● Text
━━━━━━
The results highlighted a significant association between a woman’s age and her empowerment, i.e. women’s empowerment increased with increasing age. These results are also supported by various other studies conducted in South Asia, including Nepal [30], Bangladesh [31], and India [32]. One of the reasons identified for this trend in age and empowerment is attributed to power relations within the household [33]. In the case of Pakistan, marriages are usually arranged at a young age – almost half of all women are married before the age of 20 years [34]. In this context, childbearing, particularly before the age of 18 years, is detrimental to mother and child, due not only to adverse reproductive health outcomes but also to social adjustments [35]. These women are mostly deprived of the opportunity to pursue other activities, such as schooling or employment [36].

Women’s place of residence was also significantly associated with empowerment. Similar to previous studies, the results highlighted that women living in urban areas were more empowered than their rural counterparts [37, 38]. Poverty-stricken rural women face a lack of economic opportunities and independence that pushes them another step away from decision-making [39].

The findings highlighted women’s education as a very strong predictor of empowerment. Since education enhances empowerment through increased skills, self-confidence, and knowledge [40, 41], and improves employment opportunities, as well as bringing income and healthcare-seeking mobility [42], highly educated women were found to be more empowered than those with low or no education. Arguably, housewifery is an expected gender role for women in Pakistan that diminishes educational opportunities for many young girls, particularly in rural areas [43, 44]. The study’s findings revealed that education of both spouses has a significant association with women’s empowerment [45]. By the same token, higher levels of education for both spouses result in more egalitarian decision-making within the household [46].

One of the most important results was the significant association between number of children and empowerment. Women with children, as compared to women without children, were more empowered, with the most highly empowered being those who had 4–6 children. The DHS data for Namibia and Zambia also highlight similar trends [47]. Similarly, DHS from Zimbabwe highlights a positive association between the number of male children and women’s empowerment [48]. Although the number of children, especially male ones, may solidify familial bonds and bring out a rather empowered guardian of her children aspect in a mother’s personality, it certainly cannot be taken as a policy outlook of empowerment in the same way as education, employment, and political participation.
━━━━━━
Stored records
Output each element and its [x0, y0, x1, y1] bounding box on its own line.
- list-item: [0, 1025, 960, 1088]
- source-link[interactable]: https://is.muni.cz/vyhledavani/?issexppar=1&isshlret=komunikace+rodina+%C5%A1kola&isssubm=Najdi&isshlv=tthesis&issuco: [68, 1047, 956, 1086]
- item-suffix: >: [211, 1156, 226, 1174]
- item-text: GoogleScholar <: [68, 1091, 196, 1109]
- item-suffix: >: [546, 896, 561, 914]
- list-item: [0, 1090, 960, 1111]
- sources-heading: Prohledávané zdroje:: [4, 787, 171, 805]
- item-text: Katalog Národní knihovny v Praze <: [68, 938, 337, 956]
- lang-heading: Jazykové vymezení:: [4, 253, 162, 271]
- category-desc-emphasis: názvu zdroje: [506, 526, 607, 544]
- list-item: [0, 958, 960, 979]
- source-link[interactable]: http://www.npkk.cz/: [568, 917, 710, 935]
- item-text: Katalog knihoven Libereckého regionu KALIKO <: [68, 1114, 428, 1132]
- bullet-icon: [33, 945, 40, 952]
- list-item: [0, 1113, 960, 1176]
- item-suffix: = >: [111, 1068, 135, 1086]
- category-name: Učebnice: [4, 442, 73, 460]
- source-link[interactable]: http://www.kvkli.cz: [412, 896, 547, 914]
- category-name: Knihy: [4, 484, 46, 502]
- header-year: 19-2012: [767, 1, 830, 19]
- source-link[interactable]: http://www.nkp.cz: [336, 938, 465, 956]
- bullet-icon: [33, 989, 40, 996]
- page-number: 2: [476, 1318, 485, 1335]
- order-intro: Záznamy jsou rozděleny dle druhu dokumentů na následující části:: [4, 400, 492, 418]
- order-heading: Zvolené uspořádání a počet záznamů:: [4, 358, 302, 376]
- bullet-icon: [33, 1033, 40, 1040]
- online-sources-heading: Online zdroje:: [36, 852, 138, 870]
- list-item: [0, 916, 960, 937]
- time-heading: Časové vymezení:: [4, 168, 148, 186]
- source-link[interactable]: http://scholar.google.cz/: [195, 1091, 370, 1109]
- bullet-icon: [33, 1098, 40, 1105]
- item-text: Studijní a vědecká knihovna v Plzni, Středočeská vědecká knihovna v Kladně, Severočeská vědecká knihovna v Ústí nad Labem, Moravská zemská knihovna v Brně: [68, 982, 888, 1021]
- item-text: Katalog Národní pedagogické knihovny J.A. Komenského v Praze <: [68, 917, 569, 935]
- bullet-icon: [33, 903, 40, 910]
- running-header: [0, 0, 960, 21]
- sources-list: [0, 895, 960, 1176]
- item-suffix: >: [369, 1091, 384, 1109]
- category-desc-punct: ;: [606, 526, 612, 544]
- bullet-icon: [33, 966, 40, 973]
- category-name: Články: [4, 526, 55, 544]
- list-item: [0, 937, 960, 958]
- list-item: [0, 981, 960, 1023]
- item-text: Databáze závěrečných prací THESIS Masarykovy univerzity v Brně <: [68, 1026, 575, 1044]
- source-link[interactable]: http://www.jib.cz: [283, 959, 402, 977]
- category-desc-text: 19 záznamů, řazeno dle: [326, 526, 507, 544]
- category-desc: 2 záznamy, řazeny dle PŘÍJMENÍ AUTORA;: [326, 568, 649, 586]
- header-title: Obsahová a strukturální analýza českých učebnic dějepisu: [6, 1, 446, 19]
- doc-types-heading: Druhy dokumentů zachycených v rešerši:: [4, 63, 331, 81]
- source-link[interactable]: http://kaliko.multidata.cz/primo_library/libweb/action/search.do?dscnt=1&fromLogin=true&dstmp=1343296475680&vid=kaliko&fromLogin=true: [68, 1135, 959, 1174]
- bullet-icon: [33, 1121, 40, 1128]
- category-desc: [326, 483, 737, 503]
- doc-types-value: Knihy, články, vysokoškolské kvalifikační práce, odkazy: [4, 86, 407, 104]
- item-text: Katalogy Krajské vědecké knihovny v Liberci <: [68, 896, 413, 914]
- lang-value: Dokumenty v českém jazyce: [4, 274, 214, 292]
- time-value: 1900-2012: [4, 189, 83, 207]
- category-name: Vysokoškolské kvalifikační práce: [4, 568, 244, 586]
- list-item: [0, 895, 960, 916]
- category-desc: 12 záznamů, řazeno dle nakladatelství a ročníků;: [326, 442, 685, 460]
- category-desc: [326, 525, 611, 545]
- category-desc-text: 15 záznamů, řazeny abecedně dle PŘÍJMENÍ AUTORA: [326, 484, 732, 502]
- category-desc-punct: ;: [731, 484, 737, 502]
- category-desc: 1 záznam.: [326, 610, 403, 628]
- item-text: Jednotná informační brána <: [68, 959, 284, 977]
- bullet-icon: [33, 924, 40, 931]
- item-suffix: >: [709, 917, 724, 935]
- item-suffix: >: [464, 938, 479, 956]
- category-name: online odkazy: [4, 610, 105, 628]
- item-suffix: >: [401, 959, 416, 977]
━━━━━━
● Given exercise A
Translate this sentence from the passage on women's empowerment into Spanish: "Women’s place of residence was also significantly associated with empowerment."
● Given exercise B
From the passage on women's empowerment, reproduce word for word the portion that begins at the words "The findings highlighted" and stops after "the household [46].".
● Given exercise C
Extend the passage on women's empowerment with the next part, following on from its last sentence.

● Expected answer A
El lugar de residencia de las mujeres también se asoció de manera significativa con el empoderamiento.

● Expected answer B
The findings highlighted women’s education as a very strong predictor of empowerment. Since education enhances empowerment through increased skills, self-confidence, and knowledge [40, 41], and improves employment opportunities, as well as bringing income and healthcare-seeking mobility [42], highly educated women were found to be more empowered than those with low or no education. Arguably, housewifery is an expected gender role for women in Pakistan that diminishes educational opportunities for many young girls, particularly in rural areas [43, 44]. The study’s findings revealed that education of both spouses has a significant association with women’s empowerment [45]. By the same token, higher levels of education for both spouses result in more egalitarian decision-making within the household [46].

● Expected answer C
Women’s empowerment increased consistently with increasing household wealth index. Similar results have also been reported from various other Southeast Asian countries, including Cambodia, Indonesia, the Philippines, and Timor-Leste [31]. In Pakistan, women stand low on the wealth index because their rights to inheritance and the ownership and management of property are poorly realized [28, 49]. Concomitantly, research indicates that women’s access to property and household resources does not guarantee empowerment; rather, it is control over those resources – ownership – that empowers women [50].

In the case of inheritance of property, Muslim countries, including Pakistan and Muslim-dominated areas of various other countries, enshrine the Islamic law of inheritance (Sharia) alongside the state laws [51]. Nonetheless, as in Pakistan, woman’s right to inheritance is poorly realized in the majority of the most populous Muslim countries/communities. This is mainly due to patriarchal customs and socio-cultural dynamics that give preference to men over women. Against the given backdrop, there is a dire need to introduce legal reforms, accompanied by viable administrative actions, across the Muslim countries, and particularly in Pakistan. Such an affirmative action could help to reduce gender-based discrimination and improve a range of socio-economic outcomes for women [52, 53].

Additionally, women’s productive employment is abysmally low, particularly in white-collar jobs and in rural areas [54]. Mostly, women are engaged in the informal economy, which usually does not allow them to play an equal role with men to add to their family’s wealth [55]. Moreover, women in the bottom strata of society struggle merely to cope with their sheer poverty and to manage their subsistence [56]. There is a strong need to enforce existing laws of ownership and inheritance and devise policies that encourage women’s employment.

According to the study results, women’s paid work had a positive and significant association with empowerment. Women involved in paid work were more likely to be empowered within the household than women with no paid work. The study’s findings also revealed that women working as skilled labourers and in managerial positions were the most empowered. These findings are supported by numerous studies, including DHS data from various Southeast Asian countries [31, 57]. The greater empowerment of skilled working women can be attributed to their greater freedom of movement and financial independence [58].

By contrast, women who undertake unpaid work as part of sharing or shouldering responsibilities are usually neither recognized by their family nor considered as a contribution to the household or state economy [59]. In this context, the “gender-disaggregated analysis of impact of the budget on time use” is one of the tools of “gender responsive budgeting” (GRB), which stipulates that time spent by women in so-called “unpaid work” is considered in budgetary policy analysis [60]. In this context, in a society like Pakistan, where the work done by women is mostly taken for granted and not accounted for, there is a need to adopt GRB in order to elevate women’s status.

Women residing in female-headed households were more likely to be empowered than their counterparts dwelling in male-headed households. A study conducted with rural Nigerian women showed similar results [61]. Likewise, another study using data from the Pakistan Integrated Household Survey established that women living in female-headed households were more empowered than those living in male-headed households, mostly owing to their greater participation in household decision-making [62]. A woman-headed household does not imply the absence of men or their support in the household. The literature indicates that the involvement of both men and women in household decision-making contributes to the improved wellbeing of both the household and society [63].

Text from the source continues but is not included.